Your task:
In the listing that follows, count each line containing the string "auch" and report only the count.

Data extracted from a collection:

** begin **

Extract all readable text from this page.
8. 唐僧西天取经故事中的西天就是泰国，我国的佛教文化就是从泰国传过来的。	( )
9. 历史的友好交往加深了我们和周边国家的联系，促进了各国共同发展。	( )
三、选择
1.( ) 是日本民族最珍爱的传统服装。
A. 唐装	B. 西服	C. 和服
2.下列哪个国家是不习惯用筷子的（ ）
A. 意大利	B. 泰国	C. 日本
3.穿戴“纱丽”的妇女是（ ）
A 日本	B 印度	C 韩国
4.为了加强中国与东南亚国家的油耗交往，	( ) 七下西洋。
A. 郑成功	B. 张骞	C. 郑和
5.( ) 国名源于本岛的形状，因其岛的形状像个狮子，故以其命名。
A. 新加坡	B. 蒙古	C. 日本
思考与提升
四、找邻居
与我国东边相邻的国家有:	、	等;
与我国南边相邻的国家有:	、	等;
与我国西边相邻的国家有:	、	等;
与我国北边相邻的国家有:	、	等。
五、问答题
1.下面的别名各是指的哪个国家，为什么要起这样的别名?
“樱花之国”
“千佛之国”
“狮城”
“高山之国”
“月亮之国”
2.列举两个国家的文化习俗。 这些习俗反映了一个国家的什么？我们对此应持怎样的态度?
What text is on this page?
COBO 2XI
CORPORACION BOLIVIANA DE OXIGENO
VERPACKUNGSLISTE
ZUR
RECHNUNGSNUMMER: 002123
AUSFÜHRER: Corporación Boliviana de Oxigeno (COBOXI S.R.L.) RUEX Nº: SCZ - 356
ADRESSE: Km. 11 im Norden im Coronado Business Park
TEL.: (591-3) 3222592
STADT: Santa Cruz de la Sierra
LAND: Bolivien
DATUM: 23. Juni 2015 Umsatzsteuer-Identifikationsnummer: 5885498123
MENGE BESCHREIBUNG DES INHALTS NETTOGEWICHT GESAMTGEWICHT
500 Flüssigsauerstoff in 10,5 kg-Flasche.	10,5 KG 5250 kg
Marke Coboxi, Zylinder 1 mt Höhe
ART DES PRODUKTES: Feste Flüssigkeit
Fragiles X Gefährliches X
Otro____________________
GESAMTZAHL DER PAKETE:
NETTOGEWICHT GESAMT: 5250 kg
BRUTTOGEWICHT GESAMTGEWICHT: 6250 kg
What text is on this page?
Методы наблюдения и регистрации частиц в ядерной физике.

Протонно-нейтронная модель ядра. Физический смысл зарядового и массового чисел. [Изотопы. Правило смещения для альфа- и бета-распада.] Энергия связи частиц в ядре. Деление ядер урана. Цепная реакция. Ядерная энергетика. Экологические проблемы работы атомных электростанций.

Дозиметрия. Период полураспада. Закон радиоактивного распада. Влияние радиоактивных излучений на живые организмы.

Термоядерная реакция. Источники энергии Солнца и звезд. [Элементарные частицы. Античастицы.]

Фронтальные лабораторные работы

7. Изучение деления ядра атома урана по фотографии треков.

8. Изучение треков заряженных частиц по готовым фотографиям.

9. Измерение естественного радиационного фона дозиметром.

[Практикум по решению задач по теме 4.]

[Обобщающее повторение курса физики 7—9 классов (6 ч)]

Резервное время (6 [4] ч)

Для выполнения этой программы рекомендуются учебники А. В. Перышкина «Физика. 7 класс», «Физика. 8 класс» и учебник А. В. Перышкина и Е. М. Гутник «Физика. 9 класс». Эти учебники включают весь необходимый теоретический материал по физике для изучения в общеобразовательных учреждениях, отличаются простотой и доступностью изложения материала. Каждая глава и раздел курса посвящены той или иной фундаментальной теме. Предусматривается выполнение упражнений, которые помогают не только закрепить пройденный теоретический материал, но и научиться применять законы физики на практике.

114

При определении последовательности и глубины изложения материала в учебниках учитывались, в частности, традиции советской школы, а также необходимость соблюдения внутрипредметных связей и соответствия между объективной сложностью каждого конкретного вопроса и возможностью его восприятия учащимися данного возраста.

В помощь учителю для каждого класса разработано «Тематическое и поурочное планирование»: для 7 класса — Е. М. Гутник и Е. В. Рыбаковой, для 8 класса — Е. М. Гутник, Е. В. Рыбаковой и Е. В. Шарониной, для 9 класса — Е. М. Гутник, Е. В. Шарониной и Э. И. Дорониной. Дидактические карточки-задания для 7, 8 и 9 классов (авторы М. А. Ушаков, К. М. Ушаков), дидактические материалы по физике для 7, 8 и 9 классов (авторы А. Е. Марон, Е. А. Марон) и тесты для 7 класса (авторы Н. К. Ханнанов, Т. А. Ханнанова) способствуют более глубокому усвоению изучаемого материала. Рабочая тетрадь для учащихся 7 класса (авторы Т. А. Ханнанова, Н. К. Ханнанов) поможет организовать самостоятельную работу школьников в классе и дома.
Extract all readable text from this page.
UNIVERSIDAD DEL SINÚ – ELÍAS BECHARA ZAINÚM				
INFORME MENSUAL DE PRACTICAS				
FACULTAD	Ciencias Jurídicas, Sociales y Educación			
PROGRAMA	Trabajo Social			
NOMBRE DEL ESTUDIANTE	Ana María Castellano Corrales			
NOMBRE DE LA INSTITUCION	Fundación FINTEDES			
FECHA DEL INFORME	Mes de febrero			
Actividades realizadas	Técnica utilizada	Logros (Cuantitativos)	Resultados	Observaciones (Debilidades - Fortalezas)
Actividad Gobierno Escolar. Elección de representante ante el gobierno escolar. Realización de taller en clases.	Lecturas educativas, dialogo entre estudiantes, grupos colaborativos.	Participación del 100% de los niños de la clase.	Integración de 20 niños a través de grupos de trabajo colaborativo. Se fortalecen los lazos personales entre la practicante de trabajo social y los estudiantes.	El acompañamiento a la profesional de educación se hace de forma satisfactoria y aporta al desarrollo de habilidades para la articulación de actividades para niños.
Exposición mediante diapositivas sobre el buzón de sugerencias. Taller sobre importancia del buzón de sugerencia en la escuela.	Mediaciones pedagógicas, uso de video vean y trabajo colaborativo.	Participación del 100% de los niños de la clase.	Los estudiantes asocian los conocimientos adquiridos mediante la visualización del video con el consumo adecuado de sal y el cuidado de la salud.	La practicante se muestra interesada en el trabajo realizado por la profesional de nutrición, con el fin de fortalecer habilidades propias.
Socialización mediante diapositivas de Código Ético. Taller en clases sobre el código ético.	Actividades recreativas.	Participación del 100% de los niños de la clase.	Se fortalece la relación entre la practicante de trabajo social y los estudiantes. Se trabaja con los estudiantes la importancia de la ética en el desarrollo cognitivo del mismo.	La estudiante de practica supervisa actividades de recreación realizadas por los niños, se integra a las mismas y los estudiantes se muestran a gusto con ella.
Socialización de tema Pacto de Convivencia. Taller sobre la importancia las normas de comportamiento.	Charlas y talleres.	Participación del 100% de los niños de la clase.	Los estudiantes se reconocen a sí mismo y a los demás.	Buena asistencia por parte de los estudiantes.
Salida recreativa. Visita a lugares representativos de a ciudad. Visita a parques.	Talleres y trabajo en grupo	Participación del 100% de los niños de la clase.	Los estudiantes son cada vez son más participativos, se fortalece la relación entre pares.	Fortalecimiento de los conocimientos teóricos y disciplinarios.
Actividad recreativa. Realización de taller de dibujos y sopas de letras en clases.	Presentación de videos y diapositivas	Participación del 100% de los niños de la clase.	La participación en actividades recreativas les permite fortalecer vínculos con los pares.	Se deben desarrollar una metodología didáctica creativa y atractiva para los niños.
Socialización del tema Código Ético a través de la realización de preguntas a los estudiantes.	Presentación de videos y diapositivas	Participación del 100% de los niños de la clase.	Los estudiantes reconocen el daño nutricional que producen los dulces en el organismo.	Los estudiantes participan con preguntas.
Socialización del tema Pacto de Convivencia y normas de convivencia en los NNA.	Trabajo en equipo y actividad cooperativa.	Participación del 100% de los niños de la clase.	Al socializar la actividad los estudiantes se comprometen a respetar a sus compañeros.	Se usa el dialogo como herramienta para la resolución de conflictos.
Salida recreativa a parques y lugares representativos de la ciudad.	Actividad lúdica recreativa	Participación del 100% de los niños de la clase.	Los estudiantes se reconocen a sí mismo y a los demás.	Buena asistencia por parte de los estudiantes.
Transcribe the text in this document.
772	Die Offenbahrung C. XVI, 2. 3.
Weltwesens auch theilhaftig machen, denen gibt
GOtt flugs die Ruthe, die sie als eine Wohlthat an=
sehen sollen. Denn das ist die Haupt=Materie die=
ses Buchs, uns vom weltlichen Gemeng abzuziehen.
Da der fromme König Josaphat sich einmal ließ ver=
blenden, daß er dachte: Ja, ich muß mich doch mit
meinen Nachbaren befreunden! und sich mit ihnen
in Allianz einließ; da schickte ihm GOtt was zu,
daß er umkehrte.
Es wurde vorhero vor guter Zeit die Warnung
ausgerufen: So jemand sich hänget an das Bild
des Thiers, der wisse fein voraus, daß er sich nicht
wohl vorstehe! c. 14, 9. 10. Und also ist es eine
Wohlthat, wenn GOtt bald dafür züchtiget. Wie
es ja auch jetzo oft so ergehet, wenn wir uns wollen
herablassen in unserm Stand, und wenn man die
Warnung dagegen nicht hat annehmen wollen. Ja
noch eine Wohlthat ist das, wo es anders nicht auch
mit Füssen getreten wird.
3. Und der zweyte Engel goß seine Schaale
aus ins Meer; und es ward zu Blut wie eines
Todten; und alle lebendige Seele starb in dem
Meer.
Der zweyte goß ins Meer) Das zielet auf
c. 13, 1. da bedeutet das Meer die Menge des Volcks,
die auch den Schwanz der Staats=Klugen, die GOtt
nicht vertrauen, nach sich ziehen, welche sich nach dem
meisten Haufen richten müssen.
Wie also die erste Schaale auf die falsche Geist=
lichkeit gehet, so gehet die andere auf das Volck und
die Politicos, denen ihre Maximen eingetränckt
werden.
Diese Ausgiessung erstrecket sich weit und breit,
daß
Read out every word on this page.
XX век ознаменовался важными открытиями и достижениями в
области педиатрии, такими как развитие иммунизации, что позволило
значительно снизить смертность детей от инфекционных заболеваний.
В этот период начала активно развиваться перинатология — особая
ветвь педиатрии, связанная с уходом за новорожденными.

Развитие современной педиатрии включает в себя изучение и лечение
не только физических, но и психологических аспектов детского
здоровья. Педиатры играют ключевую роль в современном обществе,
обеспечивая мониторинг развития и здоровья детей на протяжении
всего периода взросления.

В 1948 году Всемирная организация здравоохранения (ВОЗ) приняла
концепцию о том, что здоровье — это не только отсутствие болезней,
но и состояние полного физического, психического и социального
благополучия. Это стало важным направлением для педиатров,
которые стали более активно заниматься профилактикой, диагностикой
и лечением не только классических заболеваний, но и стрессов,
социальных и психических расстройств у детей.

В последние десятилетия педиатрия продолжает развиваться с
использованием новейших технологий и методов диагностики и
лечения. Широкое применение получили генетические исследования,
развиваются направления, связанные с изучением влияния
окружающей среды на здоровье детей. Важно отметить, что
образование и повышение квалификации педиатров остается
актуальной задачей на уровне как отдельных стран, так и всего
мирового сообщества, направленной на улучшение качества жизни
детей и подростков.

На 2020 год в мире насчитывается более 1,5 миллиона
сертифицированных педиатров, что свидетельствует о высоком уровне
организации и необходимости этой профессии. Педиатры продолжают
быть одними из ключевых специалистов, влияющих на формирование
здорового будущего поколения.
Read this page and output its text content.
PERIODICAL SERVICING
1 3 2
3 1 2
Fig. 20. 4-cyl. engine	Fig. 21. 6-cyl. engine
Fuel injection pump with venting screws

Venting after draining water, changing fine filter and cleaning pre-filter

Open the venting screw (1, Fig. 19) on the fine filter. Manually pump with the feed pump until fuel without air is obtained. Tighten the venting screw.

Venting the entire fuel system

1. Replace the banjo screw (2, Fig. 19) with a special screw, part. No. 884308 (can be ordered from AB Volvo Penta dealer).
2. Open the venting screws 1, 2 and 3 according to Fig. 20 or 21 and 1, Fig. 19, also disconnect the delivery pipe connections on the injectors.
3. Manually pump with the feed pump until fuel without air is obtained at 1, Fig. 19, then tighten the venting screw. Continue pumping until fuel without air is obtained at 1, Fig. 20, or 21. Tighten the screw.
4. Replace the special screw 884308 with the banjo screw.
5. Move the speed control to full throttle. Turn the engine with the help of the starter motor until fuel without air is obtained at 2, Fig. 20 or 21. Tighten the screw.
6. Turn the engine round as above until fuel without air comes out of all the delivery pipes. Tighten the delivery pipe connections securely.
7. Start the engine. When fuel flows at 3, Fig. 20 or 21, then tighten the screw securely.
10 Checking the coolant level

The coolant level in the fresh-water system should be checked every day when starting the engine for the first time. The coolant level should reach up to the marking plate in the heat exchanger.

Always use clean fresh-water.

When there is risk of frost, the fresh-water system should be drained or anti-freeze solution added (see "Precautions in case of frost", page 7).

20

** end **

Problem solution:
4